> [The exercise]
How many of the lines below include "наименование"? Give the number and no other words.

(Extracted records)
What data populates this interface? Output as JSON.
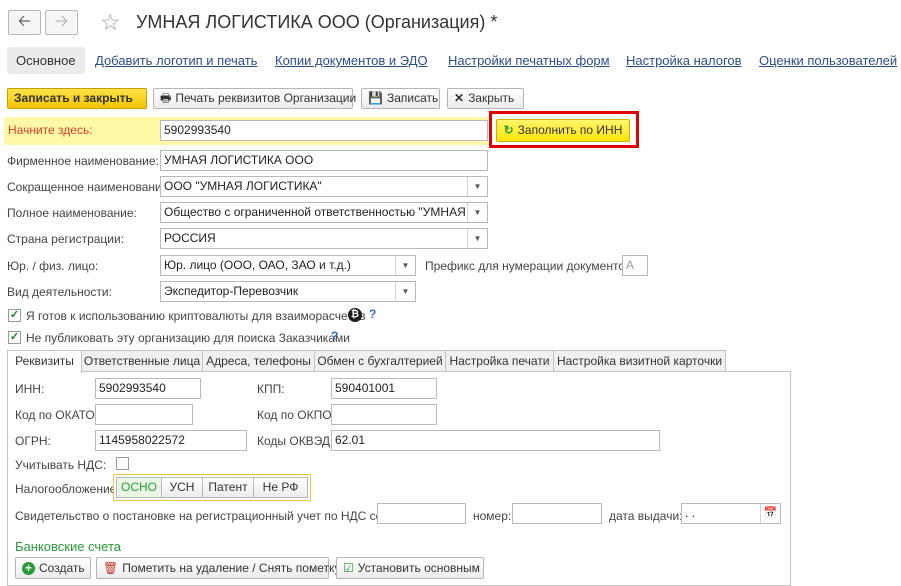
{
  "window": {
    "title": "УМНАЯ ЛОГИСТИКА ООО (Организация) *"
  },
  "nav": {
    "back_icon": "arrow-left-icon",
    "forward_icon": "arrow-right-icon",
    "favorite_icon": "star-icon"
  },
  "top_links": {
    "main": "Основное",
    "items": [
      "Добавить логотип и печать",
      "Копии документов и ЭДО",
      "Настройки печатных форм",
      "Настройка налогов",
      "Оценки пользователей"
    ]
  },
  "toolbar": {
    "save_close": "Записать и закрыть",
    "print_details": "Печать реквизитов Организации",
    "save": "Записать",
    "close": "Закрыть"
  },
  "start": {
    "label": "Начните здесь:",
    "value": "5902993540",
    "fill_button": "Заполнить по ИНН"
  },
  "form": {
    "firm_name": {
      "label": "Фирменное наименование:",
      "value": "УМНАЯ ЛОГИСТИКА ООО"
    },
    "short_name": {
      "label": "Сокращенное наименование:",
      "value": "ООО \"УМНАЯ ЛОГИСТИКА\""
    },
    "full_name": {
      "label": "Полное наименование:",
      "value": "Общество с ограниченной ответственностью \"УМНАЯ ЛОГИ"
    },
    "country": {
      "label": "Страна регистрации:",
      "value": "РОССИЯ"
    },
    "entity_type": {
      "label": "Юр. / физ. лицо:",
      "value": "Юр. лицо (ООО, ОАО, ЗАО и т.д.)"
    },
    "prefix": {
      "label": "Префикс для нумерации документов :",
      "value": "А"
    },
    "activity": {
      "label": "Вид деятельности:",
      "value": "Экспедитор-Перевозчик"
    },
    "crypto": {
      "label": "Я готов к использованию криптовалюты для взаиморасчетов",
      "checked": true
    },
    "no_publish": {
      "label": "Не публиковать эту организацию для поиска Заказчиками",
      "checked": true
    },
    "help_mark": "?"
  },
  "tabs": [
    "Реквизиты",
    "Ответственные лица",
    "Адреса, телефоны",
    "Обмен с бухгалтерией",
    "Настройка печати",
    "Настройка визитной карточки"
  ],
  "requisites": {
    "inn": {
      "label": "ИНН:",
      "value": "5902993540"
    },
    "kpp": {
      "label": "КПП:",
      "value": "590401001"
    },
    "okato": {
      "label": "Код по ОКАТО:",
      "value": ""
    },
    "okpo": {
      "label": "Код по ОКПО:",
      "value": ""
    },
    "ogrn": {
      "label": "ОГРН:",
      "value": "1145958022572"
    },
    "okved": {
      "label": "Коды ОКВЭД:",
      "value": "62.01"
    },
    "vat": {
      "label": "Учитывать НДС:",
      "checked": false
    },
    "taxation": {
      "label": "Налогообложение:",
      "options": [
        "ОСНО",
        "УСН",
        "Патент",
        "Не РФ"
      ],
      "selected": "ОСНО"
    },
    "certificate": {
      "label": "Свидетельство о постановке на регистрационный учет по НДС серия:",
      "number_label": "номер:",
      "date_label": "дата выдачи:",
      "date_value": " .  ."
    }
  },
  "bank": {
    "title": "Банковские счета",
    "create": "Создать",
    "mark_delete": "Пометить на удаление / Снять пометку",
    "set_main": "Установить основным"
  },
  "colors": {
    "accent_yellow": "#ffe40a",
    "highlight_red": "#e00000",
    "link_blue": "#2d4e8a",
    "green": "#2a9a3a"
  }
}
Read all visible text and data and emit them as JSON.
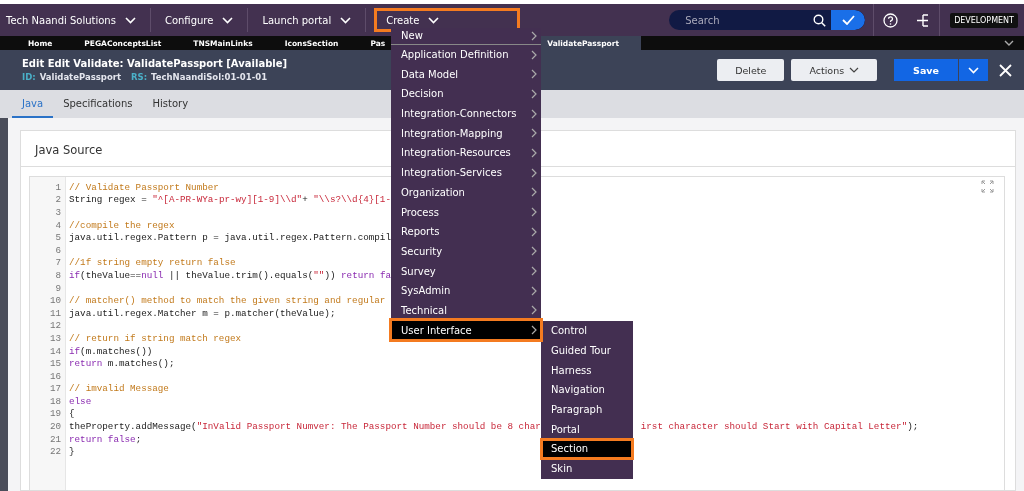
{
  "top_bar": {
    "menus": [
      {
        "label": "Tech Naandi Solutions",
        "selected": false
      },
      {
        "label": "Configure",
        "selected": false
      },
      {
        "label": "Launch portal",
        "selected": false
      },
      {
        "label": "Create",
        "selected": true
      }
    ],
    "search": {
      "placeholder": "Search"
    },
    "badge": "DEVELOPMENT"
  },
  "tabs": [
    {
      "label": "Home",
      "selected": false
    },
    {
      "label": "PEGAConceptsList",
      "selected": false
    },
    {
      "label": "TNSMainLinks",
      "selected": false
    },
    {
      "label": "IconsSection",
      "selected": false
    },
    {
      "label": "Pas",
      "selected": false
    },
    {
      "label": "ValidatePassport",
      "selected": true
    }
  ],
  "header": {
    "title": "Edit  Edit Validate: ValidatePassport [Available]",
    "id_label": "ID:",
    "id": "ValidatePassport",
    "rs_label": "RS:",
    "rs": "TechNaandiSol:01-01-01",
    "buttons": [
      {
        "label": "Delete",
        "kind": "plain"
      },
      {
        "label": "Actions",
        "kind": "dropdown"
      },
      {
        "label": "Save",
        "kind": "primary"
      }
    ]
  },
  "subtabs": [
    {
      "label": "Java",
      "selected": true
    },
    {
      "label": "Specifications",
      "selected": false
    },
    {
      "label": "History",
      "selected": false
    }
  ],
  "panel_title": "Java Source",
  "code": [
    {
      "n": "1",
      "segments": [
        {
          "kind": "comment",
          "text": "// Validate Passport Number"
        }
      ]
    },
    {
      "n": "2",
      "segments": [
        {
          "kind": "plain",
          "text": "String regex = "
        },
        {
          "kind": "string",
          "text": "\"^[A-PR-WYa-pr-wy][1-9]\\\\d\""
        },
        {
          "kind": "plain",
          "text": "+ "
        },
        {
          "kind": "string",
          "text": "\"\\\\s?\\\\d{4}[1-"
        }
      ]
    },
    {
      "n": "3"
    },
    {
      "n": "4",
      "segments": [
        {
          "kind": "comment",
          "text": "//compile the regex"
        }
      ]
    },
    {
      "n": "5",
      "segments": [
        {
          "kind": "plain",
          "text": "java.util.regex.Pattern p = java.util.regex.Pattern.compil"
        }
      ]
    },
    {
      "n": "6"
    },
    {
      "n": "7",
      "segments": [
        {
          "kind": "comment",
          "text": "//1f string empty return false"
        }
      ]
    },
    {
      "n": "8",
      "segments": [
        {
          "kind": "keyword",
          "text": "if"
        },
        {
          "kind": "plain",
          "text": "(theValue=="
        },
        {
          "kind": "keyword",
          "text": "null"
        },
        {
          "kind": "plain",
          "text": " || theValue.trim().equals("
        },
        {
          "kind": "string",
          "text": "\"\""
        },
        {
          "kind": "plain",
          "text": ")) "
        },
        {
          "kind": "keyword",
          "text": "return fa"
        }
      ]
    },
    {
      "n": "9"
    },
    {
      "n": "10",
      "segments": [
        {
          "kind": "comment",
          "text": "// matcher() method to match the given string and regular"
        }
      ]
    },
    {
      "n": "11",
      "segments": [
        {
          "kind": "plain",
          "text": "java.util.regex.Matcher m = p.matcher(theValue);"
        }
      ]
    },
    {
      "n": "12"
    },
    {
      "n": "13",
      "segments": [
        {
          "kind": "comment",
          "text": "// return if string match regex"
        }
      ]
    },
    {
      "n": "14",
      "segments": [
        {
          "kind": "keyword",
          "text": "if"
        },
        {
          "kind": "plain",
          "text": "(m.matches())"
        }
      ]
    },
    {
      "n": "15",
      "segments": [
        {
          "kind": "keyword",
          "text": "return"
        },
        {
          "kind": "plain",
          "text": " m.matches();"
        }
      ]
    },
    {
      "n": "16"
    },
    {
      "n": "17",
      "segments": [
        {
          "kind": "comment",
          "text": "// imvalid Message"
        }
      ]
    },
    {
      "n": "18",
      "segments": [
        {
          "kind": "keyword",
          "text": "else"
        }
      ]
    },
    {
      "n": "19",
      "segments": [
        {
          "kind": "plain",
          "text": "{"
        }
      ]
    },
    {
      "n": "20",
      "segments": [
        {
          "kind": "plain",
          "text": "theProperty.addMessage("
        },
        {
          "kind": "string",
          "text": "\"InValid Passport Numver: The Passport Number should be 8 char"
        }
      ],
      "segments_after": [
        {
          "kind": "string",
          "text": "irst character should Start with Capital Letter\""
        },
        {
          "kind": "plain",
          "text": ");"
        }
      ]
    },
    {
      "n": "21",
      "segments": [
        {
          "kind": "keyword",
          "text": "return false"
        },
        {
          "kind": "plain",
          "text": ";"
        }
      ]
    },
    {
      "n": "22",
      "segments": [
        {
          "kind": "plain",
          "text": "}"
        }
      ]
    }
  ],
  "create_menu": [
    {
      "label": "New",
      "selected": false
    },
    {
      "label": "Application Definition",
      "selected": false
    },
    {
      "label": "Data Model",
      "selected": false
    },
    {
      "label": "Decision",
      "selected": false
    },
    {
      "label": "Integration-Connectors",
      "selected": false
    },
    {
      "label": "Integration-Mapping",
      "selected": false
    },
    {
      "label": "Integration-Resources",
      "selected": false
    },
    {
      "label": "Integration-Services",
      "selected": false
    },
    {
      "label": "Organization",
      "selected": false
    },
    {
      "label": "Process",
      "selected": false
    },
    {
      "label": "Reports",
      "selected": false
    },
    {
      "label": "Security",
      "selected": false
    },
    {
      "label": "Survey",
      "selected": false
    },
    {
      "label": "SysAdmin",
      "selected": false
    },
    {
      "label": "Technical",
      "selected": false
    },
    {
      "label": "User Interface",
      "selected": true
    }
  ],
  "submenu": [
    {
      "label": "Control",
      "selected": false
    },
    {
      "label": "Guided Tour",
      "selected": false
    },
    {
      "label": "Harness",
      "selected": false
    },
    {
      "label": "Navigation",
      "selected": false
    },
    {
      "label": "Paragraph",
      "selected": false
    },
    {
      "label": "Portal",
      "selected": false
    },
    {
      "label": "Section",
      "selected": true
    },
    {
      "label": "Skin",
      "selected": false
    }
  ]
}
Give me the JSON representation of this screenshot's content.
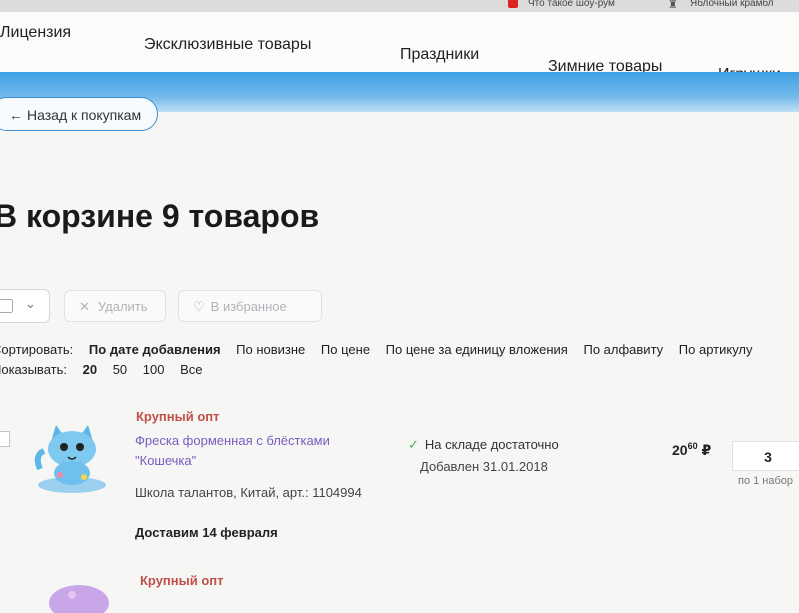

> [Result]
3